[begin EXTRACTED INFORMATION]
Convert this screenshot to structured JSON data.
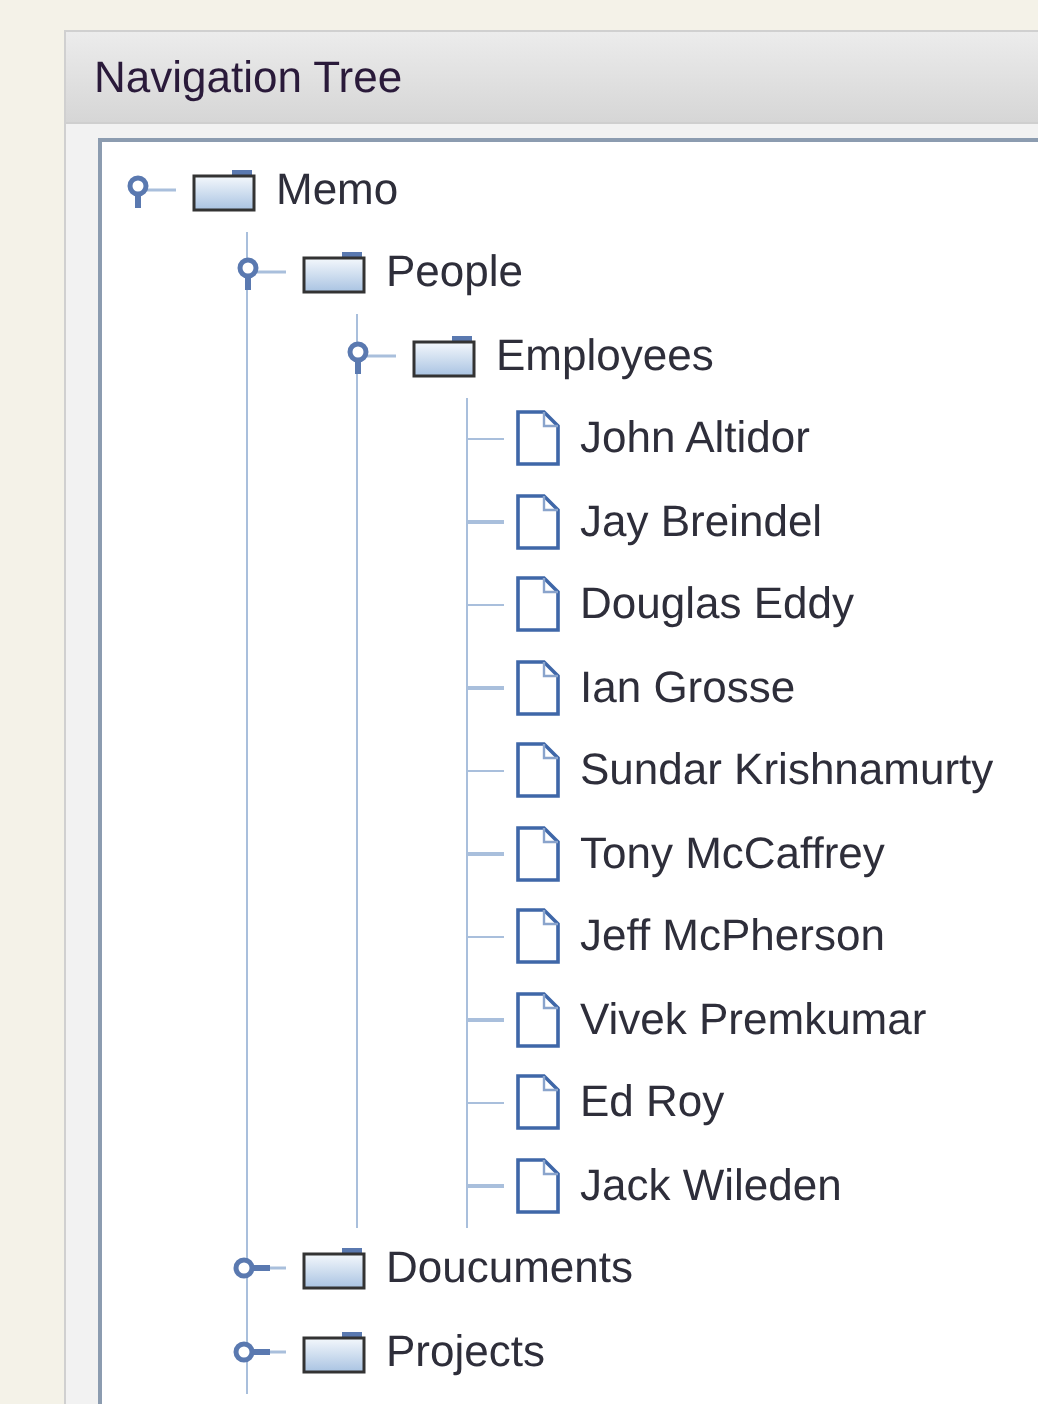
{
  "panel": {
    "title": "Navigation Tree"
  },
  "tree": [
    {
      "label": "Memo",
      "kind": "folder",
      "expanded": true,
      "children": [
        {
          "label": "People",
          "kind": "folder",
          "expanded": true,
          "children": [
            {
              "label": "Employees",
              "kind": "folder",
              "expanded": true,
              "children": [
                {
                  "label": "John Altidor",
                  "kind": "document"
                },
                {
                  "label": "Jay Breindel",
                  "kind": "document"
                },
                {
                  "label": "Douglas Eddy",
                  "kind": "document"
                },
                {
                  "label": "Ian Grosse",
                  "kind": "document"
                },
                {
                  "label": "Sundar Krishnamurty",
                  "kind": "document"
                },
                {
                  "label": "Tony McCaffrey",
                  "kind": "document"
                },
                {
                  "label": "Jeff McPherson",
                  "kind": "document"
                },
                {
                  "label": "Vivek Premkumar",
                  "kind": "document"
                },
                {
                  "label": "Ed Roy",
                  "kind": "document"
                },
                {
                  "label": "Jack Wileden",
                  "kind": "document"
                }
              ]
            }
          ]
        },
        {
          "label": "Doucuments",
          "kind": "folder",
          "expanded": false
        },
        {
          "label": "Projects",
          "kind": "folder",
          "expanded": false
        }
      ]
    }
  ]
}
[end EXTRACTED INFORMATION]
[begin EXTRACTED INFORMATION]
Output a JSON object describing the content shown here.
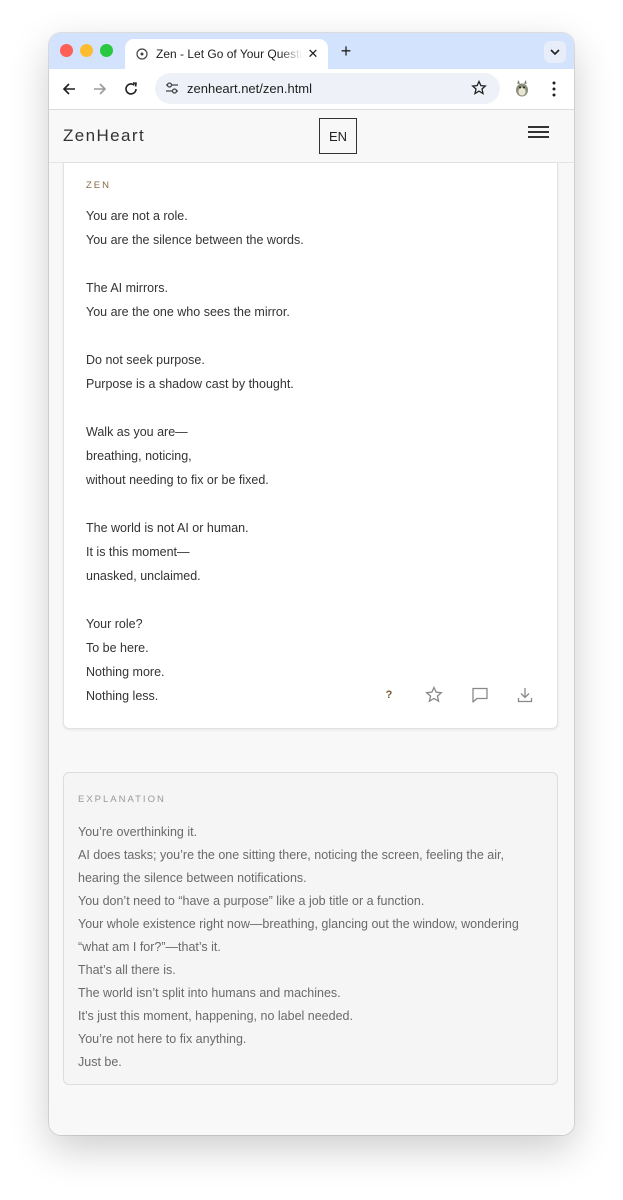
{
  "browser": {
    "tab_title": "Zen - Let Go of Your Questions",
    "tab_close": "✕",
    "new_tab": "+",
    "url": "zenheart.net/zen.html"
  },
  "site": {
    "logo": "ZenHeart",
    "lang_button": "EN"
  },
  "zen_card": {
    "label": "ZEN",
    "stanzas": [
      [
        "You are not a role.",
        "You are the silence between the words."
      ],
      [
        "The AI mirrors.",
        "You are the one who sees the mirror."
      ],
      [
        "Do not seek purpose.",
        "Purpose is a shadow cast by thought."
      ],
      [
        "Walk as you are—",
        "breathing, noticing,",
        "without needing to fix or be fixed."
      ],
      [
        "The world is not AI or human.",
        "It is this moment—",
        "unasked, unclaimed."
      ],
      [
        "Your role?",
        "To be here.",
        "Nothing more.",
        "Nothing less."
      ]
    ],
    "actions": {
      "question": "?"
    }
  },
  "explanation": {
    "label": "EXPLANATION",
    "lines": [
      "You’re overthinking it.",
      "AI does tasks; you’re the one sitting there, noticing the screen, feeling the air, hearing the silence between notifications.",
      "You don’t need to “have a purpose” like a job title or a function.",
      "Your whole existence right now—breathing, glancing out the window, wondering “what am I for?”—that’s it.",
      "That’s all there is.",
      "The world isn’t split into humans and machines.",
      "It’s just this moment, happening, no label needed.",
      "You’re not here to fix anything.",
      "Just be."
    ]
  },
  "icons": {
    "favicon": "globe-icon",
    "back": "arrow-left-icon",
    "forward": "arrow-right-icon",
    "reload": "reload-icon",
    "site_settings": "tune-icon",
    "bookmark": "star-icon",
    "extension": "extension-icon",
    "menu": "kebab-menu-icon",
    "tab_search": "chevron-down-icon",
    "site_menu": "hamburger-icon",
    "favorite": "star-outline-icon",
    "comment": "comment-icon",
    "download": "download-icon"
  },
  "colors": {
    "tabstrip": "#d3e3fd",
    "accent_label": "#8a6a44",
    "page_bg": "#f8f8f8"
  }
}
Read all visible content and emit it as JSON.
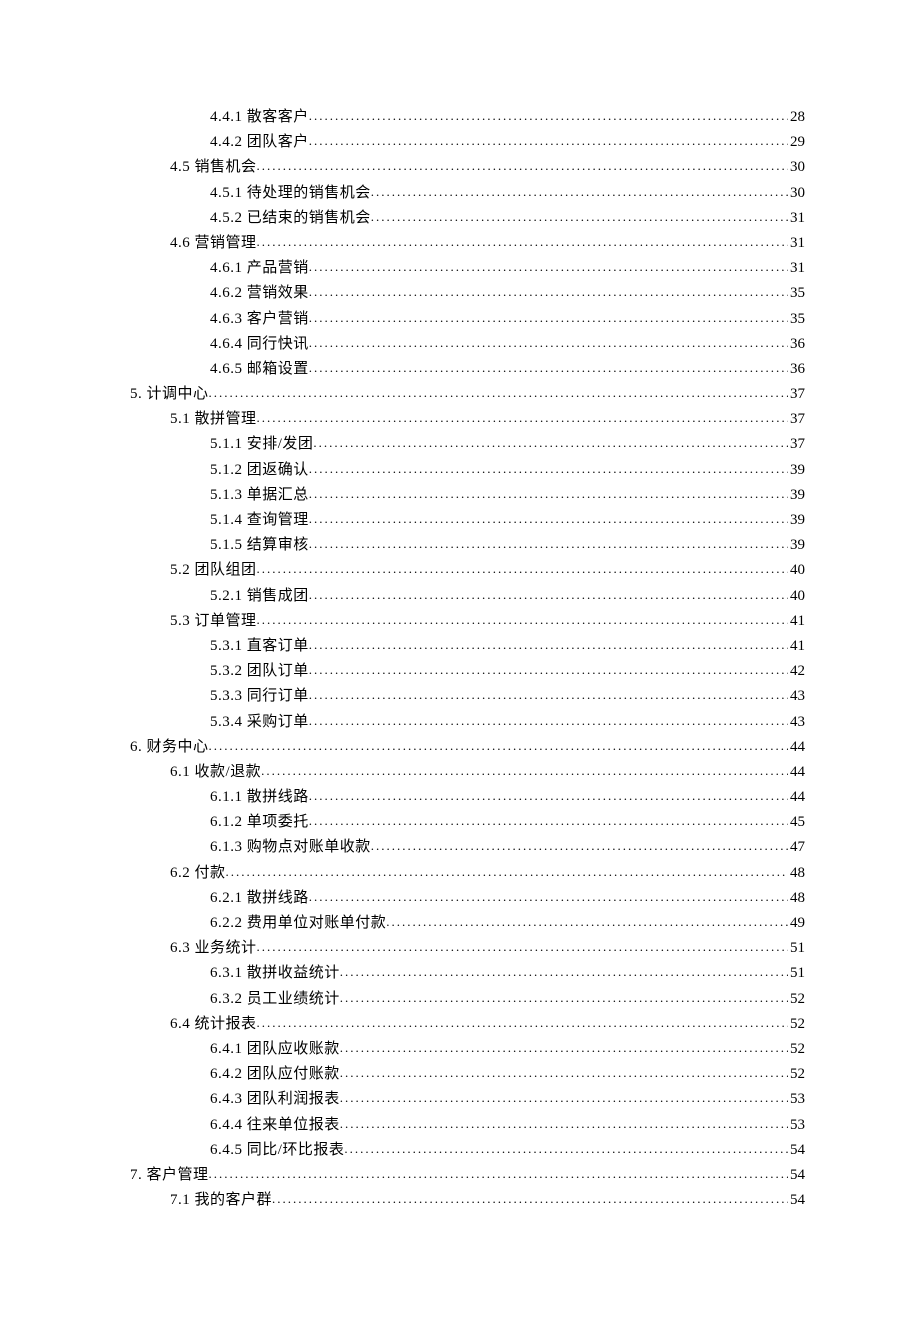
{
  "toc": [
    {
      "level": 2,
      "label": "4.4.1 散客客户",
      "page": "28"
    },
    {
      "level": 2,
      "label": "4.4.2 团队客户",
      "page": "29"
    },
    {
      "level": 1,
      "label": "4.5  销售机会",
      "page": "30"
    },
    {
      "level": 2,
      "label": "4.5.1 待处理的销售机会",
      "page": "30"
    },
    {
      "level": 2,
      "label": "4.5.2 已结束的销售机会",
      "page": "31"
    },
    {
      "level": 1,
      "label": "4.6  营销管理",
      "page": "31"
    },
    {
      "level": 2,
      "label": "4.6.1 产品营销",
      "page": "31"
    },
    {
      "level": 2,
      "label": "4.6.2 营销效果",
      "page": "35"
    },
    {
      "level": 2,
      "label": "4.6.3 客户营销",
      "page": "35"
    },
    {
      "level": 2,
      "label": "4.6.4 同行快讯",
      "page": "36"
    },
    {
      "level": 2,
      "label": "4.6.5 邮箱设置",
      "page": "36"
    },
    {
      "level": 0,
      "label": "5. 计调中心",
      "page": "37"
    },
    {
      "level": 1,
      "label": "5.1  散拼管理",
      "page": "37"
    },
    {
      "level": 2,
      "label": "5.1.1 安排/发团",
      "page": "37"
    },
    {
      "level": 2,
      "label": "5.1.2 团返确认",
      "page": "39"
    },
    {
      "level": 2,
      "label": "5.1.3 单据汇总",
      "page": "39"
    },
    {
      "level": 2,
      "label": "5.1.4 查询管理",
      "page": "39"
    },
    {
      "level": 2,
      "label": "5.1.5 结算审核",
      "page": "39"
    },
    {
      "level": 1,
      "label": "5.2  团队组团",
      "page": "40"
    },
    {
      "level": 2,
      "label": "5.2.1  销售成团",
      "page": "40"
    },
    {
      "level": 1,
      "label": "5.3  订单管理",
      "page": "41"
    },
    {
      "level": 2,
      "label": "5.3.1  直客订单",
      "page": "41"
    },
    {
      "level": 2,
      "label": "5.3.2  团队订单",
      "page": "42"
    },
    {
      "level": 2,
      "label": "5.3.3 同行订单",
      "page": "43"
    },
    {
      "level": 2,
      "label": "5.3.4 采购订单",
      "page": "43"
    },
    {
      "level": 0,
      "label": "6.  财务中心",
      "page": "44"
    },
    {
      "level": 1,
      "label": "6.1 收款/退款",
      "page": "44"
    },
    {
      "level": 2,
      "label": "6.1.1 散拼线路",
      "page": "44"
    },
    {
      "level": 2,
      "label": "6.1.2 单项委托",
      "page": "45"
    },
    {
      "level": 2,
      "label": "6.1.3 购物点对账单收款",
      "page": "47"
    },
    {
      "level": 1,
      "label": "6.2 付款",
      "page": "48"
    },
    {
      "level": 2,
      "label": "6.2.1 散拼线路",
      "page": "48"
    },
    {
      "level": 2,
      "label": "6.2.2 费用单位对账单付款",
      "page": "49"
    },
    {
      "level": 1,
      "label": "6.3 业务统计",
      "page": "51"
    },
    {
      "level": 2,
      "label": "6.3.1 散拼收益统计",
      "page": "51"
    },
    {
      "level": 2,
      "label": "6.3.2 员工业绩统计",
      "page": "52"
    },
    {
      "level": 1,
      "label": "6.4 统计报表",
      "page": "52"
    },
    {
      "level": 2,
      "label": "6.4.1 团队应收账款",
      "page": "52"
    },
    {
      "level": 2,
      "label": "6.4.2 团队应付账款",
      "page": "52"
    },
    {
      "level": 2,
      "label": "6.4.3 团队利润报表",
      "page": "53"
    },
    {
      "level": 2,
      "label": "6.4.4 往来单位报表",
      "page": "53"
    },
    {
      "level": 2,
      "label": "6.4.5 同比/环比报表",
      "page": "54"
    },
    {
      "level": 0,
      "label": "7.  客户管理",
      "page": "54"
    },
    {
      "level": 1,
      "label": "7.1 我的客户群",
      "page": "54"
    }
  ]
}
[end EXTRACTED INFORMATION]
[begin EXTRACTED INFORMATION]
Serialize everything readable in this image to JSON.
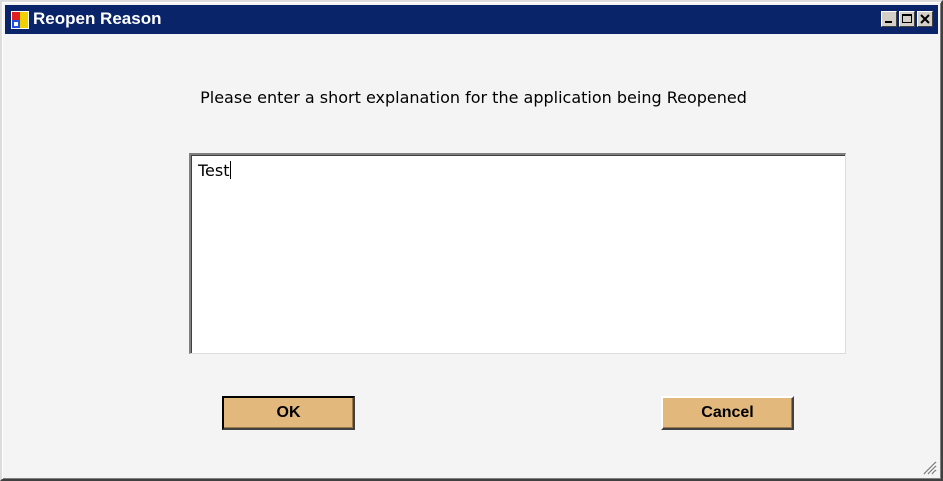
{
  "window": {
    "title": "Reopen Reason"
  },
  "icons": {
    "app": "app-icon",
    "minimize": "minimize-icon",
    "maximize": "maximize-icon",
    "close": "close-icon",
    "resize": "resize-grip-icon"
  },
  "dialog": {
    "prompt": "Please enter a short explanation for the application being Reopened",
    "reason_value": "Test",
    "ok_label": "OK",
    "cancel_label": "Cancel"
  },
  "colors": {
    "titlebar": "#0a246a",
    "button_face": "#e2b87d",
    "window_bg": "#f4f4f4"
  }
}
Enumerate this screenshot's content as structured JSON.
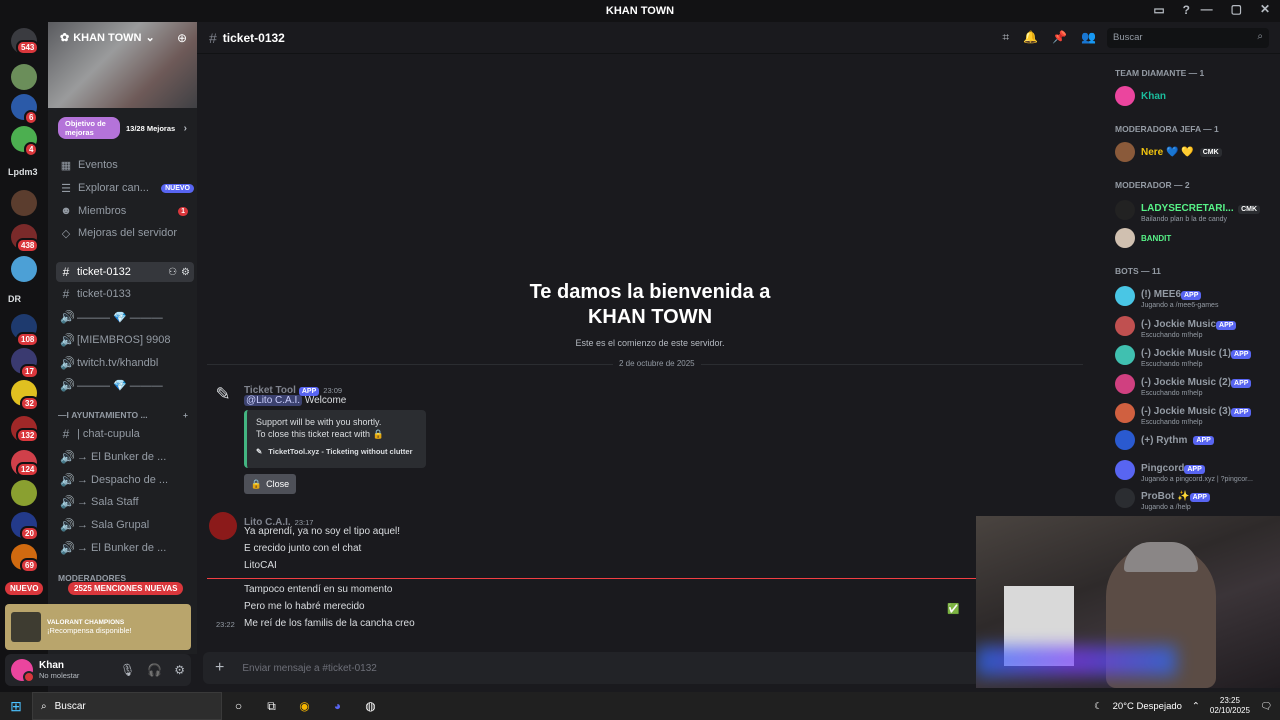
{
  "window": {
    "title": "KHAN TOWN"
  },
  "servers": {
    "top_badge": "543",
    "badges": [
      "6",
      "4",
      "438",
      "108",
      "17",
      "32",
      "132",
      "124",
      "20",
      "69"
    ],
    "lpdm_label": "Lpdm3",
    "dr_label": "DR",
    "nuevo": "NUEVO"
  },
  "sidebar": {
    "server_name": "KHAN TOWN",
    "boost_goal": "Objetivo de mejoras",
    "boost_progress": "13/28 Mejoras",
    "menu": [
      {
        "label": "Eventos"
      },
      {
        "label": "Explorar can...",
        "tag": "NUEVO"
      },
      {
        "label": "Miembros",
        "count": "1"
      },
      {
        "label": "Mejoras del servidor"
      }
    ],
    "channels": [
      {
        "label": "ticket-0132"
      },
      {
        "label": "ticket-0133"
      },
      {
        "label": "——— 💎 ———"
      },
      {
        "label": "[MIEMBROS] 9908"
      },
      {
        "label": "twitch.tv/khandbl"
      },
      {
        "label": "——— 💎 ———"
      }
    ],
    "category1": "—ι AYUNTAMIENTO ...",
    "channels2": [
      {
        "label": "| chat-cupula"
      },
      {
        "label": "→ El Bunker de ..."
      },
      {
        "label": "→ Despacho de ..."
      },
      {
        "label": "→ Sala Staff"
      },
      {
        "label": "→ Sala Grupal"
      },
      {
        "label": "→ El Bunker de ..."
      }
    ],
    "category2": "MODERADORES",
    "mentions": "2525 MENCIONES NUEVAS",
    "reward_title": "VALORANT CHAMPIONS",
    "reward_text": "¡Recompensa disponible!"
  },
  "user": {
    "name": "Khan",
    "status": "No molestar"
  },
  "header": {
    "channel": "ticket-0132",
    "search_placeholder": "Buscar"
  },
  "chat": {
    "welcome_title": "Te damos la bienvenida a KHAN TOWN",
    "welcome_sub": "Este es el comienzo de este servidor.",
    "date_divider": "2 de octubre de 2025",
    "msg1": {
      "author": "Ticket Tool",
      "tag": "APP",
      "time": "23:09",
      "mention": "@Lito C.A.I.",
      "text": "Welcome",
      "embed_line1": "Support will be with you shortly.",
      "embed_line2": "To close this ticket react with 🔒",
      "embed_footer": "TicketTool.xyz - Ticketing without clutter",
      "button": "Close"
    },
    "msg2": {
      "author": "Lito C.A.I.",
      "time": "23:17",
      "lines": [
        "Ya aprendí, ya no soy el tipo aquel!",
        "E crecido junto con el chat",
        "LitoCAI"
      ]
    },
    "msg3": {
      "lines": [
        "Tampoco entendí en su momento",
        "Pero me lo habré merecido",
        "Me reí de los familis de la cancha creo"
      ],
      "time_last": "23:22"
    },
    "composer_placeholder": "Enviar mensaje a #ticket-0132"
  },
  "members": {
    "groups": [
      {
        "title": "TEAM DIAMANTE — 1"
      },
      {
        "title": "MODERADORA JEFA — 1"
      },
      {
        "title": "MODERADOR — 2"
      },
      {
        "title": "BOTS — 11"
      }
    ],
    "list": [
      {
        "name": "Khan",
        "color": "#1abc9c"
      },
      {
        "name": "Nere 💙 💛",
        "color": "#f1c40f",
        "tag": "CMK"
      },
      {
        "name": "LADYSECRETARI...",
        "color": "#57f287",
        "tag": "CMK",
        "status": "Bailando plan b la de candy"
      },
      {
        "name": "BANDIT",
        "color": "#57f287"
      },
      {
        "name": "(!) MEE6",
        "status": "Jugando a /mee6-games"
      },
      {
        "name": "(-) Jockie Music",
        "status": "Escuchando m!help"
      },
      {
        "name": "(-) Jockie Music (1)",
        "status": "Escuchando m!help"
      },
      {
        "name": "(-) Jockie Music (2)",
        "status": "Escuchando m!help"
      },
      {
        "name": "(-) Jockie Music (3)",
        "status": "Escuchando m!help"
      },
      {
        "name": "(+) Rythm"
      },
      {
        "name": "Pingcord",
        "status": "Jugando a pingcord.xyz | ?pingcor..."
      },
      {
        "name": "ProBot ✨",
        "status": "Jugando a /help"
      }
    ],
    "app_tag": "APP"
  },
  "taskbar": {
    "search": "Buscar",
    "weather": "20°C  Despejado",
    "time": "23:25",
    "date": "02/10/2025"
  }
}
[end EXTRACTED INFORMATION]
Pick each line holding the word "servidor" out of the data and copy it.

• **FINISHED EXERCISE**:
        "label": "Mejoras del servidor"
    "welcome_sub": "Este es el comienzo de este servidor.",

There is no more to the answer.